··· RECORDS
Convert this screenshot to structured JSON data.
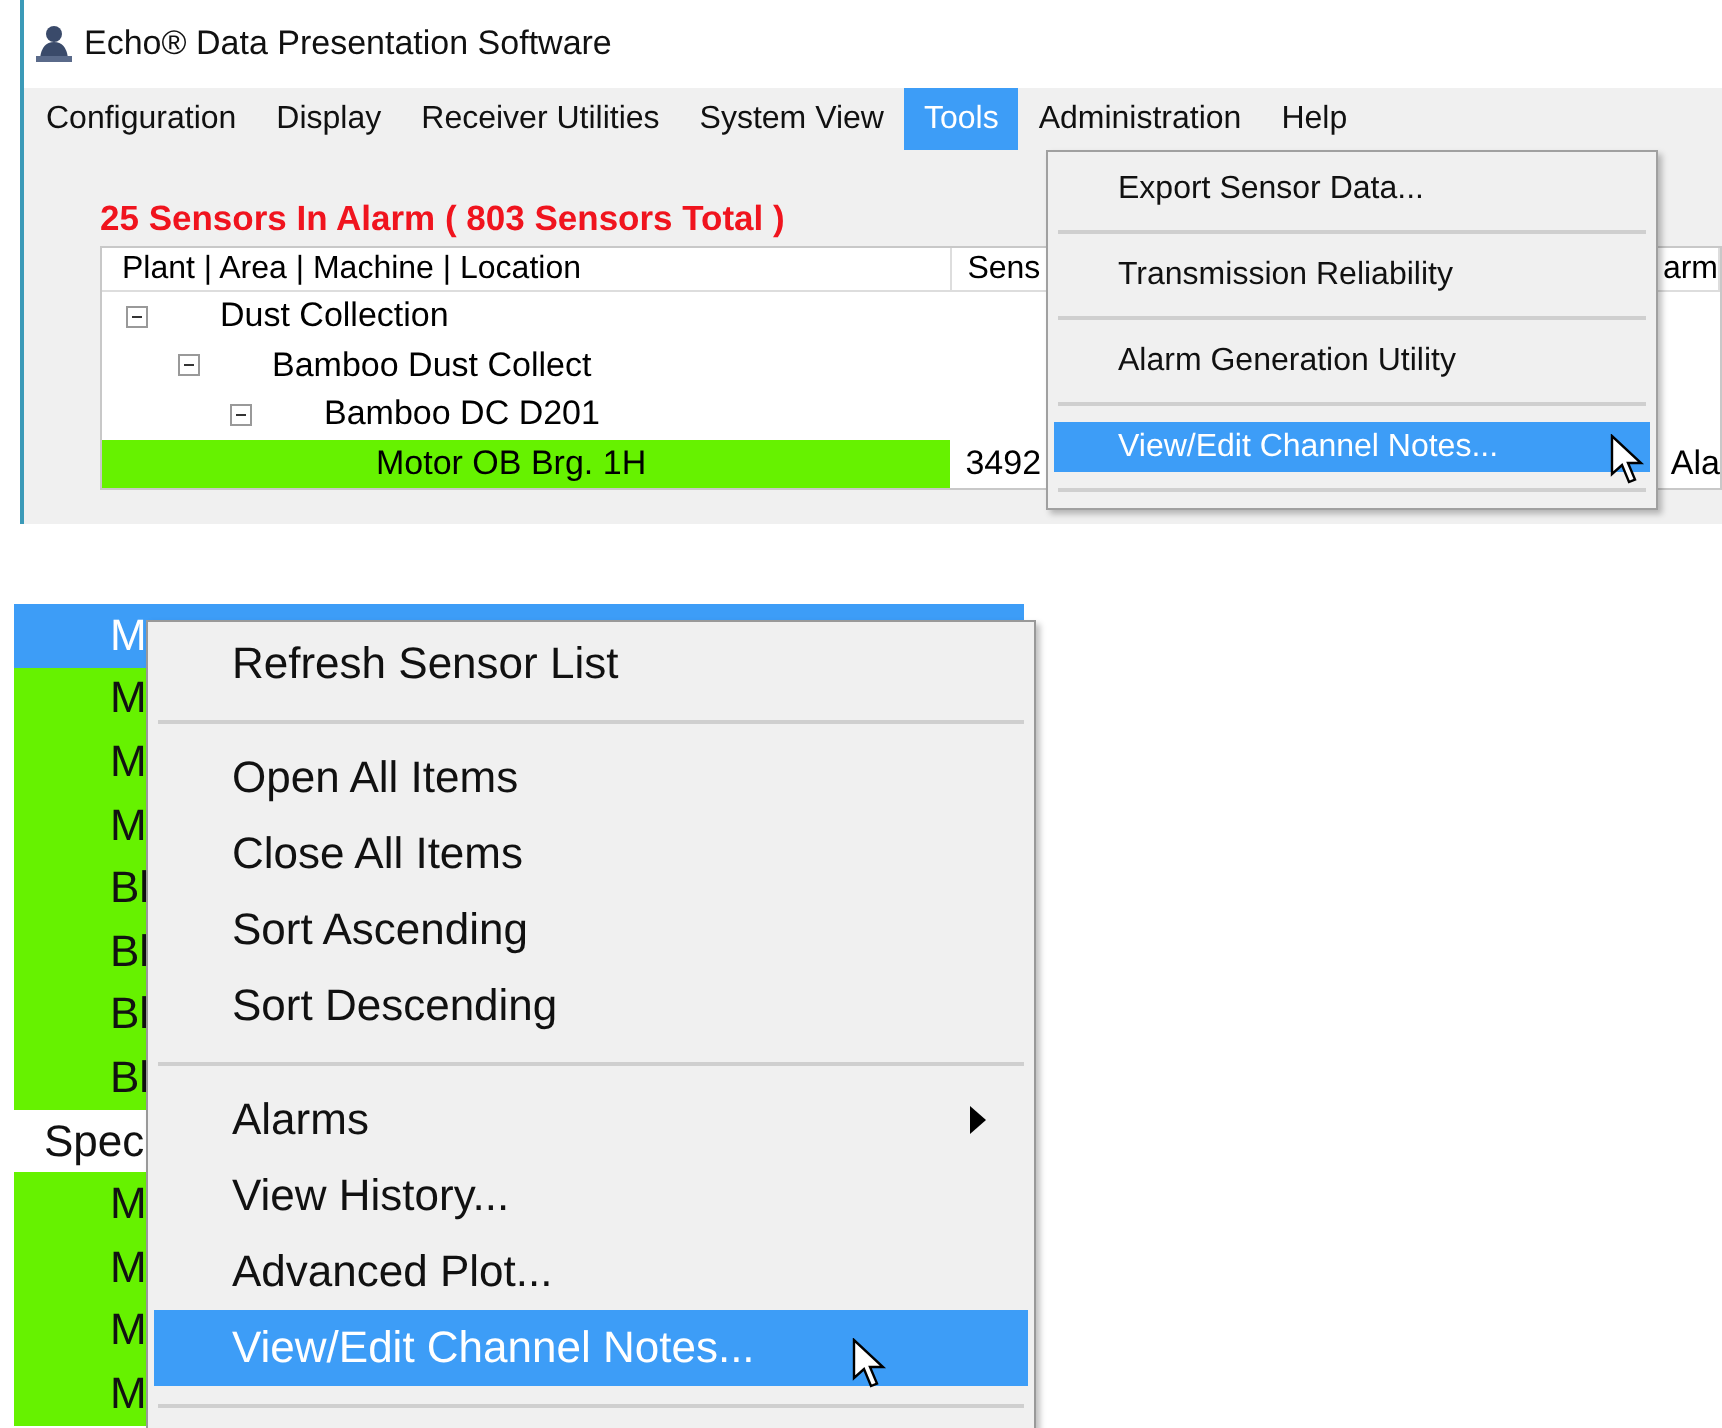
{
  "window": {
    "title": "Echo® Data Presentation Software"
  },
  "menu_bar": [
    {
      "label": "Configuration",
      "selected": false
    },
    {
      "label": "Display",
      "selected": false
    },
    {
      "label": "Receiver Utilities",
      "selected": false
    },
    {
      "label": "System View",
      "selected": false
    },
    {
      "label": "Tools",
      "selected": true
    },
    {
      "label": "Administration",
      "selected": false
    },
    {
      "label": "Help",
      "selected": false
    }
  ],
  "alarm_summary": "25 Sensors In Alarm ( 803 Sensors Total )",
  "sensor_tree": {
    "columns": [
      "Plant | Area | Machine | Location",
      "Sens",
      "arm"
    ],
    "rows": [
      {
        "label": "Dust Collection",
        "expanded": true,
        "alarm": false,
        "children": [
          {
            "label": "Bamboo Dust Collect",
            "expanded": true,
            "alarm": false,
            "children": [
              {
                "label": "Bamboo DC D201",
                "expanded": true,
                "alarm": false,
                "children": [
                  {
                    "label": "Motor OB Brg. 1H",
                    "alarm": true,
                    "column_2": "3492",
                    "column_3": "Ala"
                  }
                ]
              }
            ]
          }
        ]
      }
    ]
  },
  "tools_menu": [
    {
      "kind": "item",
      "label": "Export Sensor Data...",
      "selected": false
    },
    {
      "kind": "separator"
    },
    {
      "kind": "item",
      "label": "Transmission Reliability",
      "selected": false
    },
    {
      "kind": "separator"
    },
    {
      "kind": "item",
      "label": "Alarm Generation Utility",
      "selected": false
    },
    {
      "kind": "separator"
    },
    {
      "kind": "item",
      "label": "View/Edit Channel Notes...",
      "selected": true
    },
    {
      "kind": "separator"
    }
  ],
  "sensor_list": [
    {
      "kind": "sensor",
      "label": "M",
      "selected": true
    },
    {
      "kind": "sensor",
      "label": "M",
      "selected": false,
      "alarm": true
    },
    {
      "kind": "sensor",
      "label": "M",
      "selected": false,
      "alarm": true
    },
    {
      "kind": "sensor",
      "label": "M",
      "selected": false,
      "alarm": true
    },
    {
      "kind": "sensor",
      "label": "Bl",
      "selected": false,
      "alarm": true
    },
    {
      "kind": "sensor",
      "label": "Bl",
      "selected": false,
      "alarm": true
    },
    {
      "kind": "sensor",
      "label": "Bl",
      "selected": false,
      "alarm": true
    },
    {
      "kind": "sensor",
      "label": "Bl",
      "selected": false,
      "alarm": true
    },
    {
      "kind": "group",
      "label": "Spec",
      "selected": false,
      "alarm": false
    },
    {
      "kind": "sensor",
      "label": "M",
      "selected": false,
      "alarm": true
    },
    {
      "kind": "sensor",
      "label": "M",
      "selected": false,
      "alarm": true
    },
    {
      "kind": "sensor",
      "label": "M",
      "selected": false,
      "alarm": true
    },
    {
      "kind": "sensor",
      "label": "M",
      "selected": false,
      "alarm": true
    }
  ],
  "context_menu": [
    {
      "kind": "item",
      "label": "Refresh Sensor List",
      "selected": false
    },
    {
      "kind": "separator"
    },
    {
      "kind": "item",
      "label": "Open All Items",
      "selected": false
    },
    {
      "kind": "item",
      "label": "Close All Items",
      "selected": false
    },
    {
      "kind": "item",
      "label": "Sort Ascending",
      "selected": false
    },
    {
      "kind": "item",
      "label": "Sort Descending",
      "selected": false
    },
    {
      "kind": "separator"
    },
    {
      "kind": "submenu",
      "label": "Alarms",
      "selected": false
    },
    {
      "kind": "item",
      "label": "View History...",
      "selected": false
    },
    {
      "kind": "item",
      "label": "Advanced Plot...",
      "selected": false
    },
    {
      "kind": "item",
      "label": "View/Edit Channel Notes...",
      "selected": true
    },
    {
      "kind": "separator"
    }
  ]
}
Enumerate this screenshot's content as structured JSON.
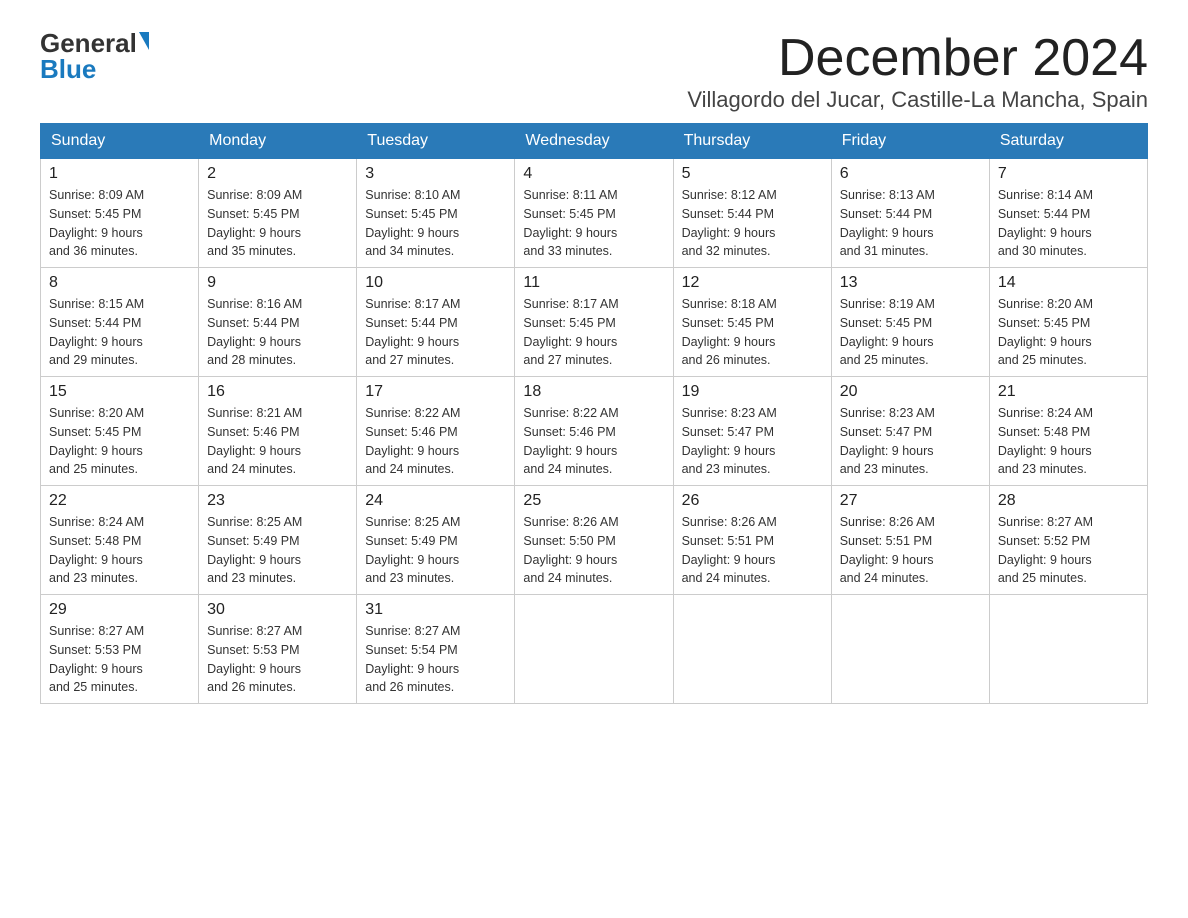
······
● **EXERCISE DETAILS**: Except for the pictures, print the data above exactly.

● **SOLUTION TO THIS EXERCISE**:
Convert this screenshot to structured JSON data.
{
  "window": {
    "title": "Echo® Data Presentation Software"
  },
  "menu_bar": [
    {
      "label": "Configuration",
      "selected": false
    },
    {
      "label": "Display",
      "selected": false
    },
    {
      "label": "Receiver Utilities",
      "selected": false
    },
    {
      "label": "System View",
      "selected": false
    },
    {
      "label": "Tools",
      "selected": true
    },
    {
      "label": "Administration",
      "selected": false
    },
    {
      "label": "Help",
      "selected": false
    }
  ],
  "alarm_summary": "25 Sensors In Alarm ( 803 Sensors Total )",
  "sensor_tree": {
    "columns": [
      "Plant | Area | Machine | Location",
      "Sens",
      "arm"
    ],
    "rows": [
      {
        "label": "Dust Collection",
        "expanded": true,
        "alarm": false,
        "children": [
          {
            "label": "Bamboo Dust Collect",
            "expanded": true,
            "alarm": false,
            "children": [
              {
                "label": "Bamboo DC D201",
                "expanded": true,
                "alarm": false,
                "children": [
                  {
                    "label": "Motor OB Brg. 1H",
                    "alarm": true,
                    "column_2": "3492",
                    "column_3": "Ala"
                  }
                ]
              }
            ]
          }
        ]
      }
    ]
  },
  "tools_menu": [
    {
      "kind": "item",
      "label": "Export Sensor Data...",
      "selected": false
    },
    {
      "kind": "separator"
    },
    {
      "kind": "item",
      "label": "Transmission Reliability",
      "selected": false
    },
    {
      "kind": "separator"
    },
    {
      "kind": "item",
      "label": "Alarm Generation Utility",
      "selected": false
    },
    {
      "kind": "separator"
    },
    {
      "kind": "item",
      "label": "View/Edit Channel Notes...",
      "selected": true
    },
    {
      "kind": "separator"
    }
  ],
  "sensor_list": [
    {
      "kind": "sensor",
      "label": "M",
      "selected": true
    },
    {
      "kind": "sensor",
      "label": "M",
      "selected": false,
      "alarm": true
    },
    {
      "kind": "sensor",
      "label": "M",
      "selected": false,
      "alarm": true
    },
    {
      "kind": "sensor",
      "label": "M",
      "selected": false,
      "alarm": true
    },
    {
      "kind": "sensor",
      "label": "Bl",
      "selected": false,
      "alarm": true
    },
    {
      "kind": "sensor",
      "label": "Bl",
      "selected": false,
      "alarm": true
    },
    {
      "kind": "sensor",
      "label": "Bl",
      "selected": false,
      "alarm": true
    },
    {
      "kind": "sensor",
      "label": "Bl",
      "selected": false,
      "alarm": true
    },
    {
      "kind": "group",
      "label": "Spec",
      "selected": false,
      "alarm": false
    },
    {
      "kind": "sensor",
      "label": "M",
      "selected": false,
      "alarm": true
    },
    {
      "kind": "sensor",
      "label": "M",
      "selected": false,
      "alarm": true
    },
    {
      "kind": "sensor",
      "label": "M",
      "selected": false,
      "alarm": true
    },
    {
      "kind": "sensor",
      "label": "M",
      "selected": false,
      "alarm": true
    }
  ],
  "context_menu": [
    {
      "kind": "item",
      "label": "Refresh Sensor List",
      "selected": false
    },
    {
      "kind": "separator"
    },
    {
      "kind": "item",
      "label": "Open All Items",
      "selected": false
    },
    {
      "kind": "item",
      "label": "Close All Items",
      "selected": false
    },
    {
      "kind": "item",
      "label": "Sort Ascending",
      "selected": false
    },
    {
      "kind": "item",
      "label": "Sort Descending",
      "selected": false
    },
    {
      "kind": "separator"
    },
    {
      "kind": "submenu",
      "label": "Alarms",
      "selected": false
    },
    {
      "kind": "item",
      "label": "View History...",
      "selected": false
    },
    {
      "kind": "item",
      "label": "Advanced Plot...",
      "selected": false
    },
    {
      "kind": "item",
      "label": "View/Edit Channel Notes...",
      "selected": true
    },
    {
      "kind": "separator"
    }
  ]
}
Enumerate this screenshot's content as structured JSON.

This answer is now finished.